◆ **EXERCISE REQUIREMENTS**:
Repeat the full listing, word for word.

* begin DATASET ENTRIES *

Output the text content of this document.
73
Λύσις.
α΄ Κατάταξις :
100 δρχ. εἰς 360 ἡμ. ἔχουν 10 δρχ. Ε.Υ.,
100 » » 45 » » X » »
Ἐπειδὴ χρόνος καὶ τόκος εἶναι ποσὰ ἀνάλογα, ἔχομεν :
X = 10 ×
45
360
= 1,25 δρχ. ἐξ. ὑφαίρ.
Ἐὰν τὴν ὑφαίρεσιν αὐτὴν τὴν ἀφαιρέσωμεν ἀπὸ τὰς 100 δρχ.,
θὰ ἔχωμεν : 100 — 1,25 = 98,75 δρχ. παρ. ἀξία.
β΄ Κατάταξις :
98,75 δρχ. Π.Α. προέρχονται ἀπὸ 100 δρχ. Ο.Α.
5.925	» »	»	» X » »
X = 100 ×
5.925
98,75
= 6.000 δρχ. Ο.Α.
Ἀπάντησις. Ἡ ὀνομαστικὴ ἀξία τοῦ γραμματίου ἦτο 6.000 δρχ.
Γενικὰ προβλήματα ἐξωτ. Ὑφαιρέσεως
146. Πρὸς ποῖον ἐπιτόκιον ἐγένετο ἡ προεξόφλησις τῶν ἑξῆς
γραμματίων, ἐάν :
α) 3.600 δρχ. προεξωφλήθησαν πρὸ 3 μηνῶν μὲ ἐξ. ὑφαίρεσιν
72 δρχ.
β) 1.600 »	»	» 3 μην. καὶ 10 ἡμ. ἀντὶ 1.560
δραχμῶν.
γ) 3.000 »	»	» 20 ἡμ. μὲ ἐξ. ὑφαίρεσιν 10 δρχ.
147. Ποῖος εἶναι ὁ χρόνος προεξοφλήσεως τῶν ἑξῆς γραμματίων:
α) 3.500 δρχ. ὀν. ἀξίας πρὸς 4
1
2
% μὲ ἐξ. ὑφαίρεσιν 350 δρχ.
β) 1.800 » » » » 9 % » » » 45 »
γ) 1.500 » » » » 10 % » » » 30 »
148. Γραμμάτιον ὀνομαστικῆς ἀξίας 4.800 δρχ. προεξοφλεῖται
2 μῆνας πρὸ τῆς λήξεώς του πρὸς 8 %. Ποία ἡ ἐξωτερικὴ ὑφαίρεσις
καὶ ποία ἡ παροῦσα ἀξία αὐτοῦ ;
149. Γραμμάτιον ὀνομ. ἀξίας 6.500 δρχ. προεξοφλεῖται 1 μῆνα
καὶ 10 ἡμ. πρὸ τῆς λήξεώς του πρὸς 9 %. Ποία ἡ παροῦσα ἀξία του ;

* end DATASET ENTRIES *

◆ **COMPLETE ANSWER**:
Output the text content of this document.
73
Λύσις.
α΄ Κατάταξις :
100 δρχ. εἰς 360 ἡμ. ἔχουν 10 δρχ. Ε.Υ.,
100 » » 45 » » X » »
Ἐπειδὴ χρόνος καὶ τόκος εἶναι ποσὰ ἀνάλογα, ἔχομεν :
X = 10 ×
45
360
= 1,25 δρχ. ἐξ. ὑφαίρ.
Ἐὰν τὴν ὑφαίρεσιν αὐτὴν τὴν ἀφαιρέσωμεν ἀπὸ τὰς 100 δρχ.,
θὰ ἔχωμεν : 100 — 1,25 = 98,75 δρχ. παρ. ἀξία.
β΄ Κατάταξις :
98,75 δρχ. Π.Α. προέρχονται ἀπὸ 100 δρχ. Ο.Α.
5.925	» »	»	» X » »
X = 100 ×
5.925
98,75
= 6.000 δρχ. Ο.Α.
Ἀπάντησις. Ἡ ὀνομαστικὴ ἀξία τοῦ γραμματίου ἦτο 6.000 δρχ.
Γενικὰ προβλήματα ἐξωτ. Ὑφαιρέσεως
146. Πρὸς ποῖον ἐπιτόκιον ἐγένετο ἡ προεξόφλησις τῶν ἑξῆς
γραμματίων, ἐάν :
α) 3.600 δρχ. προεξωφλήθησαν πρὸ 3 μηνῶν μὲ ἐξ. ὑφαίρεσιν
72 δρχ.
β) 1.600 »	»	» 3 μην. καὶ 10 ἡμ. ἀντὶ 1.560
δραχμῶν.
γ) 3.000 »	»	» 20 ἡμ. μὲ ἐξ. ὑφαίρεσιν 10 δρχ.
147. Ποῖος εἶναι ὁ χρόνος προεξοφλήσεως τῶν ἑξῆς γραμματίων:
α) 3.500 δρχ. ὀν. ἀξίας πρὸς 4
1
2
% μὲ ἐξ. ὑφαίρεσιν 350 δρχ.
β) 1.800 » » » » 9 % » » » 45 »
γ) 1.500 » » » » 10 % » » » 30 »
148. Γραμμάτιον ὀνομαστικῆς ἀξίας 4.800 δρχ. προεξοφλεῖται
2 μῆνας πρὸ τῆς λήξεώς του πρὸς 8 %. Ποία ἡ ἐξωτερικὴ ὑφαίρεσις
καὶ ποία ἡ παροῦσα ἀξία αὐτοῦ ;
149. Γραμμάτιον ὀνομ. ἀξίας 6.500 δρχ. προεξοφλεῖται 1 μῆνα
καὶ 10 ἡμ. πρὸ τῆς λήξεώς του πρὸς 9 %. Ποία ἡ παροῦσα ἀξία του ;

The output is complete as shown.